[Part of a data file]
--- Begin ---

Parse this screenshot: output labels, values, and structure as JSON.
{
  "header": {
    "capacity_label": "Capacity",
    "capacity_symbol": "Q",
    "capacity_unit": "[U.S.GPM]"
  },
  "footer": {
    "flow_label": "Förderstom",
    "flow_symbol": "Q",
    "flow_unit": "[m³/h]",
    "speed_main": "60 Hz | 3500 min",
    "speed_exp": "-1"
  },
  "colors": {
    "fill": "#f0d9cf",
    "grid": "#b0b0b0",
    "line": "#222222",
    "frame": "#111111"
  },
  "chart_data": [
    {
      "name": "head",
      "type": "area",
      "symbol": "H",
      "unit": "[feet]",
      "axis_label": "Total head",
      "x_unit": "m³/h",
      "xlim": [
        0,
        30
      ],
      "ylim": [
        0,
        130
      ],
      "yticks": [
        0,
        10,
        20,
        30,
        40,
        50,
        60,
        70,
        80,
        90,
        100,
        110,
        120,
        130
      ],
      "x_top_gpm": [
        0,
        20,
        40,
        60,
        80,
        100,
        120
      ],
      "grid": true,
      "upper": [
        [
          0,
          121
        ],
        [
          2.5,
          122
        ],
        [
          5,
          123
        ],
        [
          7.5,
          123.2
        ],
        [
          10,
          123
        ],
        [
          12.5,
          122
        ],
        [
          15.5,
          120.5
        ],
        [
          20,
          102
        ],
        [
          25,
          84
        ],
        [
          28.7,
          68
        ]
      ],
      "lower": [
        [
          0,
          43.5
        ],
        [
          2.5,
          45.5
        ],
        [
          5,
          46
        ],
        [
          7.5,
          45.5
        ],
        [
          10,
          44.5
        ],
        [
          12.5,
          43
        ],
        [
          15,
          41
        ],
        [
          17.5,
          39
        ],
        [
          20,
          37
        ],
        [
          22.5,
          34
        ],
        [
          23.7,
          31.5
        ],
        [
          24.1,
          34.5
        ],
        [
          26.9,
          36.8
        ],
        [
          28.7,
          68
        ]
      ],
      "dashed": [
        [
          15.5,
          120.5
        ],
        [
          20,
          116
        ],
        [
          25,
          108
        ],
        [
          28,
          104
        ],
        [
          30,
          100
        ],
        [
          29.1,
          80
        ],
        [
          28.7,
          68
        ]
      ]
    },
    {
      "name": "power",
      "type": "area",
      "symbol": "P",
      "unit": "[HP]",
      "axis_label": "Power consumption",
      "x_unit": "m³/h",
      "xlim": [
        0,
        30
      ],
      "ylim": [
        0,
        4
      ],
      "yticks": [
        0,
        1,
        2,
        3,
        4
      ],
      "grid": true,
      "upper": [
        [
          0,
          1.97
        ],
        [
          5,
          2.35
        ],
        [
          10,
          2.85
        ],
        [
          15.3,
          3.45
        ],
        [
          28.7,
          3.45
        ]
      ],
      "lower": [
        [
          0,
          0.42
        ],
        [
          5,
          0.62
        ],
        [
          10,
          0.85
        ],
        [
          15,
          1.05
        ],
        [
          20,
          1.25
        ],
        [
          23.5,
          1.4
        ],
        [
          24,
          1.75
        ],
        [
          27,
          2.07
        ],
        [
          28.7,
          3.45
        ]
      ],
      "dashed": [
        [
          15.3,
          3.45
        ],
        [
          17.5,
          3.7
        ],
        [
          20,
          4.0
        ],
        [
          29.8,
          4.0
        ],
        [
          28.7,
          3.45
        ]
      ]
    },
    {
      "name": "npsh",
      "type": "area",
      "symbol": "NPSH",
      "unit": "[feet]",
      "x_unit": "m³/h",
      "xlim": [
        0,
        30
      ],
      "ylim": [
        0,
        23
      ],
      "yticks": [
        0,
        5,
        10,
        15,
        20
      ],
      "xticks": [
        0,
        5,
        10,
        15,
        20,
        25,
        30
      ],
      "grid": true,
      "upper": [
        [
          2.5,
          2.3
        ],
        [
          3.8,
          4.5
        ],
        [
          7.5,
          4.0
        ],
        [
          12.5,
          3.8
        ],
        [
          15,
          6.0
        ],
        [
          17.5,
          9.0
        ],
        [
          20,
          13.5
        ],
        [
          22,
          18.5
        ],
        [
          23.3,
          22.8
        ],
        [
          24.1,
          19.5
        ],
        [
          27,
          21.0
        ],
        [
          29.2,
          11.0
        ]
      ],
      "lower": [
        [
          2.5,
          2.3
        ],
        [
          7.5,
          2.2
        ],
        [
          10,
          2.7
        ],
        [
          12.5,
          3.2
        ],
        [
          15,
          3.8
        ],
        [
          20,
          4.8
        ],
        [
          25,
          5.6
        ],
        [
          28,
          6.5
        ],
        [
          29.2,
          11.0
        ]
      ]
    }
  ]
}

--- End ---

## GIVEN TASK
Please output every record, keeping each line exact.

## REPLY
Parse this screenshot: output labels, values, and structure as JSON.
{
  "header": {
    "capacity_label": "Capacity",
    "capacity_symbol": "Q",
    "capacity_unit": "[U.S.GPM]"
  },
  "footer": {
    "flow_label": "Förderstom",
    "flow_symbol": "Q",
    "flow_unit": "[m³/h]",
    "speed_main": "60 Hz | 3500 min",
    "speed_exp": "-1"
  },
  "colors": {
    "fill": "#f0d9cf",
    "grid": "#b0b0b0",
    "line": "#222222",
    "frame": "#111111"
  },
  "chart_data": [
    {
      "name": "head",
      "type": "area",
      "symbol": "H",
      "unit": "[feet]",
      "axis_label": "Total head",
      "x_unit": "m³/h",
      "xlim": [
        0,
        30
      ],
      "ylim": [
        0,
        130
      ],
      "yticks": [
        0,
        10,
        20,
        30,
        40,
        50,
        60,
        70,
        80,
        90,
        100,
        110,
        120,
        130
      ],
      "x_top_gpm": [
        0,
        20,
        40,
        60,
        80,
        100,
        120
      ],
      "grid": true,
      "upper": [
        [
          0,
          121
        ],
        [
          2.5,
          122
        ],
        [
          5,
          123
        ],
        [
          7.5,
          123.2
        ],
        [
          10,
          123
        ],
        [
          12.5,
          122
        ],
        [
          15.5,
          120.5
        ],
        [
          20,
          102
        ],
        [
          25,
          84
        ],
        [
          28.7,
          68
        ]
      ],
      "lower": [
        [
          0,
          43.5
        ],
        [
          2.5,
          45.5
        ],
        [
          5,
          46
        ],
        [
          7.5,
          45.5
        ],
        [
          10,
          44.5
        ],
        [
          12.5,
          43
        ],
        [
          15,
          41
        ],
        [
          17.5,
          39
        ],
        [
          20,
          37
        ],
        [
          22.5,
          34
        ],
        [
          23.7,
          31.5
        ],
        [
          24.1,
          34.5
        ],
        [
          26.9,
          36.8
        ],
        [
          28.7,
          68
        ]
      ],
      "dashed": [
        [
          15.5,
          120.5
        ],
        [
          20,
          116
        ],
        [
          25,
          108
        ],
        [
          28,
          104
        ],
        [
          30,
          100
        ],
        [
          29.1,
          80
        ],
        [
          28.7,
          68
        ]
      ]
    },
    {
      "name": "power",
      "type": "area",
      "symbol": "P",
      "unit": "[HP]",
      "axis_label": "Power consumption",
      "x_unit": "m³/h",
      "xlim": [
        0,
        30
      ],
      "ylim": [
        0,
        4
      ],
      "yticks": [
        0,
        1,
        2,
        3,
        4
      ],
      "grid": true,
      "upper": [
        [
          0,
          1.97
        ],
        [
          5,
          2.35
        ],
        [
          10,
          2.85
        ],
        [
          15.3,
          3.45
        ],
        [
          28.7,
          3.45
        ]
      ],
      "lower": [
        [
          0,
          0.42
        ],
        [
          5,
          0.62
        ],
        [
          10,
          0.85
        ],
        [
          15,
          1.05
        ],
        [
          20,
          1.25
        ],
        [
          23.5,
          1.4
        ],
        [
          24,
          1.75
        ],
        [
          27,
          2.07
        ],
        [
          28.7,
          3.45
        ]
      ],
      "dashed": [
        [
          15.3,
          3.45
        ],
        [
          17.5,
          3.7
        ],
        [
          20,
          4.0
        ],
        [
          29.8,
          4.0
        ],
        [
          28.7,
          3.45
        ]
      ]
    },
    {
      "name": "npsh",
      "type": "area",
      "symbol": "NPSH",
      "unit": "[feet]",
      "x_unit": "m³/h",
      "xlim": [
        0,
        30
      ],
      "ylim": [
        0,
        23
      ],
      "yticks": [
        0,
        5,
        10,
        15,
        20
      ],
      "xticks": [
        0,
        5,
        10,
        15,
        20,
        25,
        30
      ],
      "grid": true,
      "upper": [
        [
          2.5,
          2.3
        ],
        [
          3.8,
          4.5
        ],
        [
          7.5,
          4.0
        ],
        [
          12.5,
          3.8
        ],
        [
          15,
          6.0
        ],
        [
          17.5,
          9.0
        ],
        [
          20,
          13.5
        ],
        [
          22,
          18.5
        ],
        [
          23.3,
          22.8
        ],
        [
          24.1,
          19.5
        ],
        [
          27,
          21.0
        ],
        [
          29.2,
          11.0
        ]
      ],
      "lower": [
        [
          2.5,
          2.3
        ],
        [
          7.5,
          2.2
        ],
        [
          10,
          2.7
        ],
        [
          12.5,
          3.2
        ],
        [
          15,
          3.8
        ],
        [
          20,
          4.8
        ],
        [
          25,
          5.6
        ],
        [
          28,
          6.5
        ],
        [
          29.2,
          11.0
        ]
      ]
    }
  ]
}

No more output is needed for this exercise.